§ Kutipan Terpilih
━━━━━━━━━━

Patch version adalah versi yang di-increment ketika merilis bugfix, improvement, atau refactor yang masih backward-compatible dengan versi sebelumnya, dan akan di-reset ke “0” saat Minor version atau Major version rilis. Jadi, ekspektasi user saat melakukan upgrade Patch version adalah tidak ada perubahan terkait fitur, kecuali perbaikan performa atau bugfixes dari versi sebelumnya. Misalnya di versi sebelumnya kompleksitas sebuah function adalah O(n). Di versi baru, kompleksitasnya jadi O(1) setelah algoritmanya diganti. Atau sebelumnya ada error pada case tertentu, setelah di-upgrade jadi ga ada error. Tapi, jika fixing tersebut membutuhkan fitur baru, maka itu dirilis pada Minor version, bukan Patch version. Misalnya, bugs tersebut diperbaiki dengan cara membuat class baru, maka itu tidak bisa dirilis di Patch version, tapi di Minor version dan class yang lama diberi tanda @Deprecated. Contoh rilis Patch version adalah pada library date-fns versi 3.0.5 ada bugs pada function areIntervalsOverlapping(), lalu di versi 3.0.6 bugs tersebut diperbaiki.

Selain itu, ada lagi namanya Pre-release version, yaitu versi yang dirilis sebagai uji coba sebelum final rilis. Ini sebenarnya ga wajib, tergantung kebutuhan. Pre-release ini tujuannya untuk kebutuhan testing, bukan untuk production, karena masih uji coba dan ada kemungkinan dibatalkan sebelum rilis jika dinilai belum layak. Kalau mau digunakan di production boleh-boleh aja sih, tapi segala resiko ditanggung sendiri karena belum stabil. Pre-release ini ditulis dengan suffix “-alpha”, “-beta”, atau “-rc” (release candidate), beserta incremental number di belakangnya tergantung kesepakatan. Misalnya, sebelum merilis versi 3.1.0, maka sebagai uji coba versi 3.1.0-alpha1 yang dirilis. Jika ada fase uji coba tingkat selanjutnya, maka bisa ditulis 3.1.0-beta1. Atau jika menggunakan “-rc”, maka penulisannya jadi 3.1.0-rc1. Setelah melewati fase uji coba dan dinyatakan layak dirilis, barulah versi 3.1.0 tanpa suffix Pre-release dirilis. Contohnya library SLF4J, sebelum merilis versi 2.0.0, mereka merilis versi 2.0.0-alpha1, 2.0.0-alpha2, 2.0.0-beta1, 2.0.0-beta2, hingga versi 2.0.0 rilis.

━━━━━━━━━━

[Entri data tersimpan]
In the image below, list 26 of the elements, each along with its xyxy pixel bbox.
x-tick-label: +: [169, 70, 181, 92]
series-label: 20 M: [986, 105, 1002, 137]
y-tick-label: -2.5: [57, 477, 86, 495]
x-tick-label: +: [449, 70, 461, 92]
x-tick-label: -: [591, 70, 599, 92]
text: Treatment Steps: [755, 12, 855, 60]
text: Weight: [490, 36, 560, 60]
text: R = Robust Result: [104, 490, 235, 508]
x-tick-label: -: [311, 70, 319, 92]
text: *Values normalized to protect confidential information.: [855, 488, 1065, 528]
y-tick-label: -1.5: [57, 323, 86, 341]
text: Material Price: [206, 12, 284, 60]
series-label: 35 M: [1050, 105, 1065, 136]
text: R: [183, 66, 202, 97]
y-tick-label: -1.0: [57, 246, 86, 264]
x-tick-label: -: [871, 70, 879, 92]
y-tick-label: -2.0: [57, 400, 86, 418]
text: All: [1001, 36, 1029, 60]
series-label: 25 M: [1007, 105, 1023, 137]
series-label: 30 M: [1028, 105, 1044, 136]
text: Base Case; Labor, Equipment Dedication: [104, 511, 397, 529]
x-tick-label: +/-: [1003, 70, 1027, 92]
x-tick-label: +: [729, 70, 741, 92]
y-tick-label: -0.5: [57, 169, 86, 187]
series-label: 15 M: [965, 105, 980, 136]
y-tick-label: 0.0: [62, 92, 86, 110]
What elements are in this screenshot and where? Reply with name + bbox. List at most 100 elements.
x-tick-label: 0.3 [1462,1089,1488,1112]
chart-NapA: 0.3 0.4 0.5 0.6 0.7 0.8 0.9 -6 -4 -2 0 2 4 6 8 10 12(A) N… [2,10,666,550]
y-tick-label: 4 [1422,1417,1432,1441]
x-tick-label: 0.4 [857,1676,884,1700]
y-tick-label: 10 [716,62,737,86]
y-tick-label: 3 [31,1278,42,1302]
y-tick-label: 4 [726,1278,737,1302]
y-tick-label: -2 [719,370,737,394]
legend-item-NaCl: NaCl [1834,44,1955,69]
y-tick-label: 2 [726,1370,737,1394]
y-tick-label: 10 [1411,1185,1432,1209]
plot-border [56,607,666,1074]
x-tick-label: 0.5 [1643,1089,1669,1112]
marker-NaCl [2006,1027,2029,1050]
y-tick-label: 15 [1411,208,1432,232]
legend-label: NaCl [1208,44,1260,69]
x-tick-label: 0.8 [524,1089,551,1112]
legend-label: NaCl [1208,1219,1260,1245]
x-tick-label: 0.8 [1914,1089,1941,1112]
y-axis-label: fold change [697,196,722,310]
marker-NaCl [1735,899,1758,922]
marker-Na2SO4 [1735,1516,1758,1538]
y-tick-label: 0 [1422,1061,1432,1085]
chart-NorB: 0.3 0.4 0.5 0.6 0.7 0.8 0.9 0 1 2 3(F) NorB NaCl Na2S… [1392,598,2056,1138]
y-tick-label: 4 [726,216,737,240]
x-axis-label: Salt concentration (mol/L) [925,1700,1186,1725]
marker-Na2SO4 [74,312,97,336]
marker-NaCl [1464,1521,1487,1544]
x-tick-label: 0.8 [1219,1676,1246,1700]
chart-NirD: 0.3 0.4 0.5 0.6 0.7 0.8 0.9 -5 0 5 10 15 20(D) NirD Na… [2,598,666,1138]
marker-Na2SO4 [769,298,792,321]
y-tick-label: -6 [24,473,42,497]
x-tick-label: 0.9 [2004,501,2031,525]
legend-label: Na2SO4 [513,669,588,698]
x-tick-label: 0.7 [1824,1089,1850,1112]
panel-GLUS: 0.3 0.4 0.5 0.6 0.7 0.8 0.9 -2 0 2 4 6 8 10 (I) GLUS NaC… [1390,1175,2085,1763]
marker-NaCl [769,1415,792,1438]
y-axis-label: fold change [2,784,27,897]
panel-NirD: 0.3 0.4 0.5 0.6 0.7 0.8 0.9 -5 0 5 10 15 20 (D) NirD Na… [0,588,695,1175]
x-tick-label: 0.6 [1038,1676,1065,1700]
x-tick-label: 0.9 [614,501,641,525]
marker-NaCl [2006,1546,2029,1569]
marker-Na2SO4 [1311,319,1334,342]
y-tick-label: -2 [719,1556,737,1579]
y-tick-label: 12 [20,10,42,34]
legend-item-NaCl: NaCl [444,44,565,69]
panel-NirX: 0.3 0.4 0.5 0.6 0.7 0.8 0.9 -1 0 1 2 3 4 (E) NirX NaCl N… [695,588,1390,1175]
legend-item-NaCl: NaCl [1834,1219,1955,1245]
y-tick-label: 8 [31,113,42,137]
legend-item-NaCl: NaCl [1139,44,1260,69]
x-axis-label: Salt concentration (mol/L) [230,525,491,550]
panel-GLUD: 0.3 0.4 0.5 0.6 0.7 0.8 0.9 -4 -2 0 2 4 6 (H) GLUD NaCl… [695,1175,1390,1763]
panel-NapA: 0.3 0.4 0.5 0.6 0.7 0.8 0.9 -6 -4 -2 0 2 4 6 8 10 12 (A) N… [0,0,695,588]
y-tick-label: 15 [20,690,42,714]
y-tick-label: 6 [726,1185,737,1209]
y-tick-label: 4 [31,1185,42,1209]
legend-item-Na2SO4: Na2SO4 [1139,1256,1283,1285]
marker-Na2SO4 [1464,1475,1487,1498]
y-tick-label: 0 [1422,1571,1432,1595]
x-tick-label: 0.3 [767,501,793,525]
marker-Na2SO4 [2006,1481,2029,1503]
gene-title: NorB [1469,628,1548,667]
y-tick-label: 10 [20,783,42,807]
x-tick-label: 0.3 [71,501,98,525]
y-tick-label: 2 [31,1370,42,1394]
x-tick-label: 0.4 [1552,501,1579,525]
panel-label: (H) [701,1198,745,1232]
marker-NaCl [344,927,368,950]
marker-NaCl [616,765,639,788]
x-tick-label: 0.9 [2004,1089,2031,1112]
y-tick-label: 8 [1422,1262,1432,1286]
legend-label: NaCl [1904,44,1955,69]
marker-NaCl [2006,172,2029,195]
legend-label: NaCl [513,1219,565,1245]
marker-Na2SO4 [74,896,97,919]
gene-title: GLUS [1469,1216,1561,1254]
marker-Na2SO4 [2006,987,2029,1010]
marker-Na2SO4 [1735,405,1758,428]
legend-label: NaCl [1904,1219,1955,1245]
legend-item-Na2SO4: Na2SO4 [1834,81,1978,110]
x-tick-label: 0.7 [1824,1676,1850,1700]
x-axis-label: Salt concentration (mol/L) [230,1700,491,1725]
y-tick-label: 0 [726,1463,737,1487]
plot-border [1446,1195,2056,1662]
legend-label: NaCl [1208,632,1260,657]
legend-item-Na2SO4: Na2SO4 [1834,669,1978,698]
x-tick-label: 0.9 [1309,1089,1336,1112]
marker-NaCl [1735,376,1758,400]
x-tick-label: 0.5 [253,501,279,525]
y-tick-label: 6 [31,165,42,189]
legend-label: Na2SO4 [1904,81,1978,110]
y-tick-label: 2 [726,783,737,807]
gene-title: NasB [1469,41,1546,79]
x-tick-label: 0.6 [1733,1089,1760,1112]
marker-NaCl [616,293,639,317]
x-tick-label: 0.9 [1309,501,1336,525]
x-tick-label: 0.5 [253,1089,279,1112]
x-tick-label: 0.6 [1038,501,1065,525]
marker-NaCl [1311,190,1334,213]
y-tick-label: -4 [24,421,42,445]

━━━━━━━━━━

§ Petunjuk Latihan
Lanjutkan teks tentang penomoran versi perangkat lunak, mulai tepat setelah kalimat terakhirnya.

§ Jawaban Latihan
Contoh simulasi menggunakan Semantics Versioning adalah sebagai berikut:

  • Saat pertama rilis: 1.0.0;
  • Ada bugfix suatu function: 1.0.1;
  • Ada improvement performa: 1.0.2;
  • Ada penambahan function baru yang backward-comaptible: 1.1.0;
  • Ada bugfix terhadap function baru: 1.1.1;
  • Ada function yang deprecated dan perlu diganti dengan yang baru: 1.2.0;
  • Uji coba versi baru dengan perombakan dari versi sebelumnya: 2.0.0-alpha;
  • Fitur Pre-release passed semua testing dan layak dirilis: 2.0.0;
  • Ada improvement performa dari rilis sebelumnya: 2.0.1;
  • Ada penambahan function baru lagi: 2.1.0;
  • Begitu seterusnya...

Dengan SemVer, user yang menggunakan produk kita memiliki ekspektasi yang jelas sebelum memutuskan melakukan upgrade. Mereka paham resikonya tanpa harus membaca release notes satu-persatu. Release notes tetap penting ditulis, tapi kan ga mungkin user harus membacanya satu-persatu, apalagi jika changes-nya banyak. Dengan SemVer setidaknya mereka paham resiko secara garis besarnya. Proses upgrade bisa jadi lebih rapi dan lancar.